§ Data for the task
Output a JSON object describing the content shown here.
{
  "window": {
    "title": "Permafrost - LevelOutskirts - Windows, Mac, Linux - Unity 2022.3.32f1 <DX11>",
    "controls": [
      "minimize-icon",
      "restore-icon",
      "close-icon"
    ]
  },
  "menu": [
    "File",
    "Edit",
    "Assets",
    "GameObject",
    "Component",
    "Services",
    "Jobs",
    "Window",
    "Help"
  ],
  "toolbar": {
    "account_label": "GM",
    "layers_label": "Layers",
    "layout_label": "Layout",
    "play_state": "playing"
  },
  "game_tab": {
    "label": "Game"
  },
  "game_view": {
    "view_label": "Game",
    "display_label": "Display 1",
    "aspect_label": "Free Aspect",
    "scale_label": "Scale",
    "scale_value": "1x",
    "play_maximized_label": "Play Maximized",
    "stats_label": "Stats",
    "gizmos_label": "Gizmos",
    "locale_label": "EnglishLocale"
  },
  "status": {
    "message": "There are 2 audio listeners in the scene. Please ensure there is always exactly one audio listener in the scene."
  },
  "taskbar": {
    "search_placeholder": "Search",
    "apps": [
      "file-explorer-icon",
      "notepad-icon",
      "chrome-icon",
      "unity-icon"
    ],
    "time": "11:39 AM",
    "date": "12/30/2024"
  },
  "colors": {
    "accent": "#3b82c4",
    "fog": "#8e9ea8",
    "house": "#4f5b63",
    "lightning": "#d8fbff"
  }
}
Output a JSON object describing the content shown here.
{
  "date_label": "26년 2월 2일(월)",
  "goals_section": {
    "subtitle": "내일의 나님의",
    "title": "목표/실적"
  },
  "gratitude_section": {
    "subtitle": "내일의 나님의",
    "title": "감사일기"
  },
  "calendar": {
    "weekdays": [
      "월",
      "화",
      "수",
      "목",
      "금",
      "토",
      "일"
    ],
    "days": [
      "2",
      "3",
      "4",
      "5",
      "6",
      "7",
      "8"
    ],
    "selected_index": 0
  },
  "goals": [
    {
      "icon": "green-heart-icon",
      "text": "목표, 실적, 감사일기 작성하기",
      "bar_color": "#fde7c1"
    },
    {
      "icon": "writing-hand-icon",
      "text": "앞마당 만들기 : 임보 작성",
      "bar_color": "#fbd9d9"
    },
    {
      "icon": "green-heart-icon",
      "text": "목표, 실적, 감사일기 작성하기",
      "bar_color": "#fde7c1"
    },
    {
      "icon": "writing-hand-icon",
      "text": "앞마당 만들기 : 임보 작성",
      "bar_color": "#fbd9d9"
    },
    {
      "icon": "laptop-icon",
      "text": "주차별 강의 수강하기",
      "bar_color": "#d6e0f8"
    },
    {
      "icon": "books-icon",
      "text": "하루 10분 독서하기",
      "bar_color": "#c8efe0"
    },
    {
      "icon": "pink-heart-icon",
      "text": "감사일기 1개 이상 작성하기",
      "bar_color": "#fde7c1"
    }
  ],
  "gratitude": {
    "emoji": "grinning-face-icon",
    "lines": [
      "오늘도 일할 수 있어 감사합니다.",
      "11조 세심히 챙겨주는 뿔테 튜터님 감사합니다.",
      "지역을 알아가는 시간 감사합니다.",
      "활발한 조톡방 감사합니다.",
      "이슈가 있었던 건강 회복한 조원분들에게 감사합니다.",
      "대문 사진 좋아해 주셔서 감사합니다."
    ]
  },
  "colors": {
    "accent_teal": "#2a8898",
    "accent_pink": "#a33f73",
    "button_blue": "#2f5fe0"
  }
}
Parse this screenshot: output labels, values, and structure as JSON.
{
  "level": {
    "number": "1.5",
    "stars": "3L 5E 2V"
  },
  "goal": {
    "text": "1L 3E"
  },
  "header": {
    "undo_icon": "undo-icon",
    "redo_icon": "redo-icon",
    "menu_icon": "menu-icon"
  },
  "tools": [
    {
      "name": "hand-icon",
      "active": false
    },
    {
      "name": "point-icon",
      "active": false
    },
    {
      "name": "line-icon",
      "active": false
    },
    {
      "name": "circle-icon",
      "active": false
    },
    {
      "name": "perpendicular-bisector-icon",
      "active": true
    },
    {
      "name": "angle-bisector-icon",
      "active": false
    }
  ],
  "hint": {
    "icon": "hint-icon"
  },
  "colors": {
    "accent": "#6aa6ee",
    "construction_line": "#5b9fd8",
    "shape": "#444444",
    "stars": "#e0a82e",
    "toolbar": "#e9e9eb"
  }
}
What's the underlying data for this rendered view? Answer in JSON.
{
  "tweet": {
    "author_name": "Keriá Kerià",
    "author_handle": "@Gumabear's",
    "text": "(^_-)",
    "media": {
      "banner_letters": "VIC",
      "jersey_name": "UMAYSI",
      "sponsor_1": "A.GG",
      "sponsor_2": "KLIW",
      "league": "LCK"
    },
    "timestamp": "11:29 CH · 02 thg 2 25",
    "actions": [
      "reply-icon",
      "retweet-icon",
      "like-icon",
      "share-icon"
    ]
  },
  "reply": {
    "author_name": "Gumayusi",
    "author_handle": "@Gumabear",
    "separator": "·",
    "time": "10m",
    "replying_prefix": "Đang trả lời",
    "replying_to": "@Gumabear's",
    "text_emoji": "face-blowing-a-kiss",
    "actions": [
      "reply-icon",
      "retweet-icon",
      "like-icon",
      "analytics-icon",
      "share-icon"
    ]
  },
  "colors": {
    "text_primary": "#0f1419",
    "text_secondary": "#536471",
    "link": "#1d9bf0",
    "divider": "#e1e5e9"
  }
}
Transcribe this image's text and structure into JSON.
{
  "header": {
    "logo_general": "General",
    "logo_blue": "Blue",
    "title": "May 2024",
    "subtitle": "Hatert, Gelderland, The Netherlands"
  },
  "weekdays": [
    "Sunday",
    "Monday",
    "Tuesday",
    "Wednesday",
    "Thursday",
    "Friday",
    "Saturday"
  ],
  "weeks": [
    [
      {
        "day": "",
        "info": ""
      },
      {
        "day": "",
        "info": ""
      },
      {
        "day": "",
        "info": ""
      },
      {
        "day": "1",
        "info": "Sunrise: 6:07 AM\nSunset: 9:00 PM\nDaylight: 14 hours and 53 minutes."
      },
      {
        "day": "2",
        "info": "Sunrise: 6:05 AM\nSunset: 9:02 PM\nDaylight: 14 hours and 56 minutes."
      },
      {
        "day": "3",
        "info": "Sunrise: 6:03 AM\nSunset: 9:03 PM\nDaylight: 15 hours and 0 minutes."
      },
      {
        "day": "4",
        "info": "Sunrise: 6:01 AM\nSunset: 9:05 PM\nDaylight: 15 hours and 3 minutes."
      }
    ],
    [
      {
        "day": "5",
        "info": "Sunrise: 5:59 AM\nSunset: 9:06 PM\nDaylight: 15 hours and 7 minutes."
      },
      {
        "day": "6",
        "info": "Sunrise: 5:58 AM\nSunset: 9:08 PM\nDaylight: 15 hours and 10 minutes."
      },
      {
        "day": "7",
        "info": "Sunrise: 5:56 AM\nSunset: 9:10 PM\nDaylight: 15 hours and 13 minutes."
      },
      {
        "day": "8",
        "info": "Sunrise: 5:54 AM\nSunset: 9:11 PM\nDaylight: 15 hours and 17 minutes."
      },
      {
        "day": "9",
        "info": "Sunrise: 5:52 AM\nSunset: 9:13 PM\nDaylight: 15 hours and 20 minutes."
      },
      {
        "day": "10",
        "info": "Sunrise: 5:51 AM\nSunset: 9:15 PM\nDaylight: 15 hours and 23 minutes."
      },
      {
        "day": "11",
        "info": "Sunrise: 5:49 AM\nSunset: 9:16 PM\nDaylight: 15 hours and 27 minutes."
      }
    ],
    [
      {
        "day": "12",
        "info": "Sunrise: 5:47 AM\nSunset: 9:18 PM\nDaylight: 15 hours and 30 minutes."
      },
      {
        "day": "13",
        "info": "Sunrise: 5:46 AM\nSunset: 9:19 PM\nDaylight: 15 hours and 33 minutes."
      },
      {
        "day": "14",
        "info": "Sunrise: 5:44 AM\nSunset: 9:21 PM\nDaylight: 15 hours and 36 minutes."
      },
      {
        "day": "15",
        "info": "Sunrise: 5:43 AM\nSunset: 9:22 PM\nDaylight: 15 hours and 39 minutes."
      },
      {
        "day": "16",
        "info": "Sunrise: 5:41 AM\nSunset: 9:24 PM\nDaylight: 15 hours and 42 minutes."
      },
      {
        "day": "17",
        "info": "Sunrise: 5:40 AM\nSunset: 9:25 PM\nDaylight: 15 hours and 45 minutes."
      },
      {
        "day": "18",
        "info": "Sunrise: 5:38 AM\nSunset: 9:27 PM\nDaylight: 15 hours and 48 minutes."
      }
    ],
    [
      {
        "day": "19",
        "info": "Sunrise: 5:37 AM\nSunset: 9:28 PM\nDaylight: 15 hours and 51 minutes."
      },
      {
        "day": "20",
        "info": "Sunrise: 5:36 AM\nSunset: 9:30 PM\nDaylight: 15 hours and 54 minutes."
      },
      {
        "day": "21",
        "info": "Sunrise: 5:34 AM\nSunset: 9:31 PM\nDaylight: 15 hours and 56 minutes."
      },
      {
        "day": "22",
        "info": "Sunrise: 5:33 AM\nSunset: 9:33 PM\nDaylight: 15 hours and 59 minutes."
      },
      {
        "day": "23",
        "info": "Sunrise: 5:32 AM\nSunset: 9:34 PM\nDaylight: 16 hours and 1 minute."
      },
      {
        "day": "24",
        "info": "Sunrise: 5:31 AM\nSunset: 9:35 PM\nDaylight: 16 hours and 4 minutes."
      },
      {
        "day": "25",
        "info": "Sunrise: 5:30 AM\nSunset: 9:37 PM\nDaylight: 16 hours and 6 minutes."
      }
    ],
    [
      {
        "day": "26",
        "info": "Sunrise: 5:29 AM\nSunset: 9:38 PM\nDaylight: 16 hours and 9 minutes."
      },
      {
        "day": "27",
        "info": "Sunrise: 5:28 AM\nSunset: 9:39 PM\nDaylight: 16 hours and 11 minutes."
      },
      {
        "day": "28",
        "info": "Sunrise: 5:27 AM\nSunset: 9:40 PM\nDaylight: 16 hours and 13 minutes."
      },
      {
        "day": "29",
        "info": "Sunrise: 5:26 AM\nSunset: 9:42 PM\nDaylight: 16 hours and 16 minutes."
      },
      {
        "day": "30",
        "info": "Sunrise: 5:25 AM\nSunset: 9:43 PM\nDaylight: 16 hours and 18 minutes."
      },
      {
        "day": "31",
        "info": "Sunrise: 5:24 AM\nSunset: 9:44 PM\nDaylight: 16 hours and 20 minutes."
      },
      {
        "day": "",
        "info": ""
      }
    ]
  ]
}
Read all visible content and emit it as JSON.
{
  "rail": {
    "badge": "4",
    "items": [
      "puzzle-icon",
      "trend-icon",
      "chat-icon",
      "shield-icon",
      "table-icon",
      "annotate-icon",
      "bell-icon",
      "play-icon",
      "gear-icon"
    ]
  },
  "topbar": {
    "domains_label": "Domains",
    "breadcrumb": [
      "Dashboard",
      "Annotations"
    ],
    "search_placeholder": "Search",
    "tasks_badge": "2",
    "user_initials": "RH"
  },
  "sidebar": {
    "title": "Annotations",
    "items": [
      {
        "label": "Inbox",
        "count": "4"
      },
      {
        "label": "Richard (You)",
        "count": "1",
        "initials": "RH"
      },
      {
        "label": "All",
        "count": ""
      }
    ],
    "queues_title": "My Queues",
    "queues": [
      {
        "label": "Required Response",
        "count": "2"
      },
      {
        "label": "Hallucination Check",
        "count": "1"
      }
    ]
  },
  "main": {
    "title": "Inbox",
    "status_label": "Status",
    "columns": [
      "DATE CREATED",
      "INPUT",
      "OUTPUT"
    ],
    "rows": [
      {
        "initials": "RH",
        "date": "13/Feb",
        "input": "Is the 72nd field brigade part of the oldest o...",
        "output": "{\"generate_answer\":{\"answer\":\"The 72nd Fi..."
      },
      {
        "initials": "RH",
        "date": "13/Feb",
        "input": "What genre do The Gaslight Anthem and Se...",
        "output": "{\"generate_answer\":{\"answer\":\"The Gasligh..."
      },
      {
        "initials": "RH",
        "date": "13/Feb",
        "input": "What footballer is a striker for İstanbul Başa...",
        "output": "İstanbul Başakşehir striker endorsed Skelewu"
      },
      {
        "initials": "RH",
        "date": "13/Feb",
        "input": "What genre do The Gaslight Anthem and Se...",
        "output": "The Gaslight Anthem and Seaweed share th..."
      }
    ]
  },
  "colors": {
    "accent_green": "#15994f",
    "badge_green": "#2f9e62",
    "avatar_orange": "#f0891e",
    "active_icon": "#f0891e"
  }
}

§ Problem requirements
Return each line among the entries that holds the word "striker".

§ Solution
        "input": "What footballer is a striker for İstanbul Başa...",
        "output": "İstanbul Başakşehir striker endorsed Skelewu"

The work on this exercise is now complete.